* [PROBLEM]: Give back the full listing, character for character, with no pictures.

* [EXERCISE DATA]:
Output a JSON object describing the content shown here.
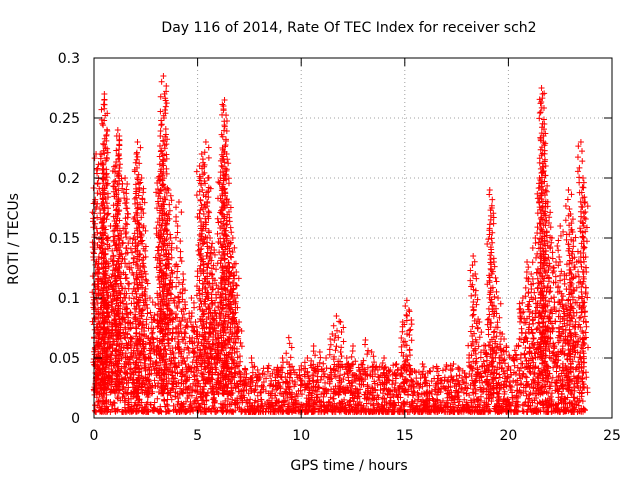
{
  "chart_data": {
    "type": "scatter",
    "title": "Day 116 of 2014, Rate Of TEC Index for receiver sch2",
    "xlabel": "GPS time / hours",
    "ylabel": "ROTI / TECUs",
    "xlim": [
      0,
      25
    ],
    "ylim": [
      0,
      0.3
    ],
    "x_ticks": [
      0,
      5,
      10,
      15,
      20,
      25
    ],
    "y_ticks": [
      0,
      0.05,
      0.1,
      0.15,
      0.2,
      0.25,
      0.3
    ],
    "x_tick_labels": [
      "0",
      "5",
      "10",
      "15",
      "20",
      "25"
    ],
    "y_tick_labels": [
      "0",
      "0.05",
      "0.1",
      "0.15",
      "0.2",
      "0.25",
      "0.3"
    ],
    "grid": true,
    "marker": "+",
    "series": [
      {
        "color": "#ff0000",
        "points": [
          [
            0.05,
            0.18
          ],
          [
            0.1,
            0.22
          ],
          [
            0.15,
            0.12
          ],
          [
            0.2,
            0.08
          ],
          [
            0.25,
            0.05
          ],
          [
            0.3,
            0.22
          ],
          [
            0.35,
            0.15
          ],
          [
            0.45,
            0.2
          ],
          [
            0.5,
            0.27
          ],
          [
            0.5,
            0.265
          ],
          [
            0.55,
            0.225
          ],
          [
            0.6,
            0.13
          ],
          [
            0.65,
            0.1
          ],
          [
            0.8,
            0.16
          ],
          [
            0.9,
            0.12
          ],
          [
            1.05,
            0.21
          ],
          [
            1.1,
            0.235
          ],
          [
            1.15,
            0.24
          ],
          [
            1.2,
            0.22
          ],
          [
            1.3,
            0.15
          ],
          [
            1.5,
            0.2
          ],
          [
            1.6,
            0.195
          ],
          [
            1.7,
            0.1
          ],
          [
            1.9,
            0.15
          ],
          [
            2.05,
            0.22
          ],
          [
            2.1,
            0.23
          ],
          [
            2.2,
            0.19
          ],
          [
            2.3,
            0.2
          ],
          [
            2.4,
            0.16
          ],
          [
            2.5,
            0.12
          ],
          [
            2.7,
            0.1
          ],
          [
            2.9,
            0.06
          ],
          [
            3.1,
            0.2
          ],
          [
            3.2,
            0.235
          ],
          [
            3.3,
            0.22
          ],
          [
            3.35,
            0.285
          ],
          [
            3.4,
            0.27
          ],
          [
            3.5,
            0.17
          ],
          [
            3.6,
            0.19
          ],
          [
            3.7,
            0.15
          ],
          [
            3.9,
            0.1
          ],
          [
            4.1,
            0.18
          ],
          [
            4.3,
            0.12
          ],
          [
            4.5,
            0.08
          ],
          [
            4.7,
            0.1
          ],
          [
            4.9,
            0.08
          ],
          [
            5.1,
            0.21
          ],
          [
            5.2,
            0.22
          ],
          [
            5.3,
            0.17
          ],
          [
            5.4,
            0.23
          ],
          [
            5.5,
            0.2
          ],
          [
            5.6,
            0.15
          ],
          [
            5.7,
            0.12
          ],
          [
            5.8,
            0.14
          ],
          [
            5.9,
            0.1
          ],
          [
            6.1,
            0.2
          ],
          [
            6.2,
            0.225
          ],
          [
            6.25,
            0.26
          ],
          [
            6.3,
            0.265
          ],
          [
            6.4,
            0.22
          ],
          [
            6.5,
            0.18
          ],
          [
            6.6,
            0.12
          ],
          [
            6.7,
            0.15
          ],
          [
            6.8,
            0.1
          ],
          [
            7.0,
            0.08
          ],
          [
            7.3,
            0.04
          ],
          [
            7.6,
            0.05
          ],
          [
            7.9,
            0.04
          ],
          [
            8.2,
            0.03
          ],
          [
            8.5,
            0.035
          ],
          [
            8.8,
            0.04
          ],
          [
            9.1,
            0.05
          ],
          [
            9.4,
            0.067
          ],
          [
            9.7,
            0.03
          ],
          [
            10.0,
            0.04
          ],
          [
            10.3,
            0.05
          ],
          [
            10.6,
            0.06
          ],
          [
            10.9,
            0.055
          ],
          [
            11.2,
            0.05
          ],
          [
            11.5,
            0.07
          ],
          [
            11.7,
            0.085
          ],
          [
            11.9,
            0.08
          ],
          [
            12.2,
            0.05
          ],
          [
            12.5,
            0.06
          ],
          [
            12.8,
            0.04
          ],
          [
            13.1,
            0.065
          ],
          [
            13.4,
            0.055
          ],
          [
            13.7,
            0.04
          ],
          [
            14.0,
            0.05
          ],
          [
            14.3,
            0.04
          ],
          [
            14.6,
            0.045
          ],
          [
            14.9,
            0.08
          ],
          [
            15.1,
            0.098
          ],
          [
            15.2,
            0.09
          ],
          [
            15.4,
            0.03
          ],
          [
            15.7,
            0.025
          ],
          [
            16.0,
            0.03
          ],
          [
            16.3,
            0.02
          ],
          [
            16.6,
            0.03
          ],
          [
            16.9,
            0.025
          ],
          [
            17.2,
            0.03
          ],
          [
            17.5,
            0.035
          ],
          [
            17.8,
            0.03
          ],
          [
            18.1,
            0.05
          ],
          [
            18.3,
            0.135
          ],
          [
            18.4,
            0.12
          ],
          [
            18.6,
            0.08
          ],
          [
            18.9,
            0.06
          ],
          [
            19.1,
            0.19
          ],
          [
            19.2,
            0.175
          ],
          [
            19.3,
            0.13
          ],
          [
            19.5,
            0.1
          ],
          [
            19.7,
            0.07
          ],
          [
            19.9,
            0.06
          ],
          [
            20.1,
            0.04
          ],
          [
            20.4,
            0.06
          ],
          [
            20.7,
            0.1
          ],
          [
            20.9,
            0.13
          ],
          [
            21.1,
            0.12
          ],
          [
            21.3,
            0.15
          ],
          [
            21.5,
            0.2
          ],
          [
            21.6,
            0.275
          ],
          [
            21.65,
            0.27
          ],
          [
            21.7,
            0.235
          ],
          [
            21.8,
            0.21
          ],
          [
            21.9,
            0.18
          ],
          [
            22.1,
            0.15
          ],
          [
            22.3,
            0.13
          ],
          [
            22.5,
            0.16
          ],
          [
            22.7,
            0.12
          ],
          [
            22.9,
            0.19
          ],
          [
            23.0,
            0.17
          ],
          [
            23.1,
            0.155
          ],
          [
            23.3,
            0.13
          ],
          [
            23.5,
            0.23
          ],
          [
            23.6,
            0.2
          ],
          [
            23.7,
            0.18
          ]
        ]
      }
    ]
  }
}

* [RESULT OF THE EXERCISE]:
Output a JSON object describing the content shown here.
{
  "chart_data": {
    "type": "scatter",
    "title": "Day 116 of 2014, Rate Of TEC Index for receiver sch2",
    "xlabel": "GPS time / hours",
    "ylabel": "ROTI / TECUs",
    "xlim": [
      0,
      25
    ],
    "ylim": [
      0,
      0.3
    ],
    "x_ticks": [
      0,
      5,
      10,
      15,
      20,
      25
    ],
    "y_ticks": [
      0,
      0.05,
      0.1,
      0.15,
      0.2,
      0.25,
      0.3
    ],
    "x_tick_labels": [
      "0",
      "5",
      "10",
      "15",
      "20",
      "25"
    ],
    "y_tick_labels": [
      "0",
      "0.05",
      "0.1",
      "0.15",
      "0.2",
      "0.25",
      "0.3"
    ],
    "grid": true,
    "marker": "+",
    "series": [
      {
        "color": "#ff0000",
        "points": [
          [
            0.05,
            0.18
          ],
          [
            0.1,
            0.22
          ],
          [
            0.15,
            0.12
          ],
          [
            0.2,
            0.08
          ],
          [
            0.25,
            0.05
          ],
          [
            0.3,
            0.22
          ],
          [
            0.35,
            0.15
          ],
          [
            0.45,
            0.2
          ],
          [
            0.5,
            0.27
          ],
          [
            0.5,
            0.265
          ],
          [
            0.55,
            0.225
          ],
          [
            0.6,
            0.13
          ],
          [
            0.65,
            0.1
          ],
          [
            0.8,
            0.16
          ],
          [
            0.9,
            0.12
          ],
          [
            1.05,
            0.21
          ],
          [
            1.1,
            0.235
          ],
          [
            1.15,
            0.24
          ],
          [
            1.2,
            0.22
          ],
          [
            1.3,
            0.15
          ],
          [
            1.5,
            0.2
          ],
          [
            1.6,
            0.195
          ],
          [
            1.7,
            0.1
          ],
          [
            1.9,
            0.15
          ],
          [
            2.05,
            0.22
          ],
          [
            2.1,
            0.23
          ],
          [
            2.2,
            0.19
          ],
          [
            2.3,
            0.2
          ],
          [
            2.4,
            0.16
          ],
          [
            2.5,
            0.12
          ],
          [
            2.7,
            0.1
          ],
          [
            2.9,
            0.06
          ],
          [
            3.1,
            0.2
          ],
          [
            3.2,
            0.235
          ],
          [
            3.3,
            0.22
          ],
          [
            3.35,
            0.285
          ],
          [
            3.4,
            0.27
          ],
          [
            3.5,
            0.17
          ],
          [
            3.6,
            0.19
          ],
          [
            3.7,
            0.15
          ],
          [
            3.9,
            0.1
          ],
          [
            4.1,
            0.18
          ],
          [
            4.3,
            0.12
          ],
          [
            4.5,
            0.08
          ],
          [
            4.7,
            0.1
          ],
          [
            4.9,
            0.08
          ],
          [
            5.1,
            0.21
          ],
          [
            5.2,
            0.22
          ],
          [
            5.3,
            0.17
          ],
          [
            5.4,
            0.23
          ],
          [
            5.5,
            0.2
          ],
          [
            5.6,
            0.15
          ],
          [
            5.7,
            0.12
          ],
          [
            5.8,
            0.14
          ],
          [
            5.9,
            0.1
          ],
          [
            6.1,
            0.2
          ],
          [
            6.2,
            0.225
          ],
          [
            6.25,
            0.26
          ],
          [
            6.3,
            0.265
          ],
          [
            6.4,
            0.22
          ],
          [
            6.5,
            0.18
          ],
          [
            6.6,
            0.12
          ],
          [
            6.7,
            0.15
          ],
          [
            6.8,
            0.1
          ],
          [
            7.0,
            0.08
          ],
          [
            7.3,
            0.04
          ],
          [
            7.6,
            0.05
          ],
          [
            7.9,
            0.04
          ],
          [
            8.2,
            0.03
          ],
          [
            8.5,
            0.035
          ],
          [
            8.8,
            0.04
          ],
          [
            9.1,
            0.05
          ],
          [
            9.4,
            0.067
          ],
          [
            9.7,
            0.03
          ],
          [
            10.0,
            0.04
          ],
          [
            10.3,
            0.05
          ],
          [
            10.6,
            0.06
          ],
          [
            10.9,
            0.055
          ],
          [
            11.2,
            0.05
          ],
          [
            11.5,
            0.07
          ],
          [
            11.7,
            0.085
          ],
          [
            11.9,
            0.08
          ],
          [
            12.2,
            0.05
          ],
          [
            12.5,
            0.06
          ],
          [
            12.8,
            0.04
          ],
          [
            13.1,
            0.065
          ],
          [
            13.4,
            0.055
          ],
          [
            13.7,
            0.04
          ],
          [
            14.0,
            0.05
          ],
          [
            14.3,
            0.04
          ],
          [
            14.6,
            0.045
          ],
          [
            14.9,
            0.08
          ],
          [
            15.1,
            0.098
          ],
          [
            15.2,
            0.09
          ],
          [
            15.4,
            0.03
          ],
          [
            15.7,
            0.025
          ],
          [
            16.0,
            0.03
          ],
          [
            16.3,
            0.02
          ],
          [
            16.6,
            0.03
          ],
          [
            16.9,
            0.025
          ],
          [
            17.2,
            0.03
          ],
          [
            17.5,
            0.035
          ],
          [
            17.8,
            0.03
          ],
          [
            18.1,
            0.05
          ],
          [
            18.3,
            0.135
          ],
          [
            18.4,
            0.12
          ],
          [
            18.6,
            0.08
          ],
          [
            18.9,
            0.06
          ],
          [
            19.1,
            0.19
          ],
          [
            19.2,
            0.175
          ],
          [
            19.3,
            0.13
          ],
          [
            19.5,
            0.1
          ],
          [
            19.7,
            0.07
          ],
          [
            19.9,
            0.06
          ],
          [
            20.1,
            0.04
          ],
          [
            20.4,
            0.06
          ],
          [
            20.7,
            0.1
          ],
          [
            20.9,
            0.13
          ],
          [
            21.1,
            0.12
          ],
          [
            21.3,
            0.15
          ],
          [
            21.5,
            0.2
          ],
          [
            21.6,
            0.275
          ],
          [
            21.65,
            0.27
          ],
          [
            21.7,
            0.235
          ],
          [
            21.8,
            0.21
          ],
          [
            21.9,
            0.18
          ],
          [
            22.1,
            0.15
          ],
          [
            22.3,
            0.13
          ],
          [
            22.5,
            0.16
          ],
          [
            22.7,
            0.12
          ],
          [
            22.9,
            0.19
          ],
          [
            23.0,
            0.17
          ],
          [
            23.1,
            0.155
          ],
          [
            23.3,
            0.13
          ],
          [
            23.5,
            0.23
          ],
          [
            23.6,
            0.2
          ],
          [
            23.7,
            0.18
          ]
        ]
      }
    ]
  }
}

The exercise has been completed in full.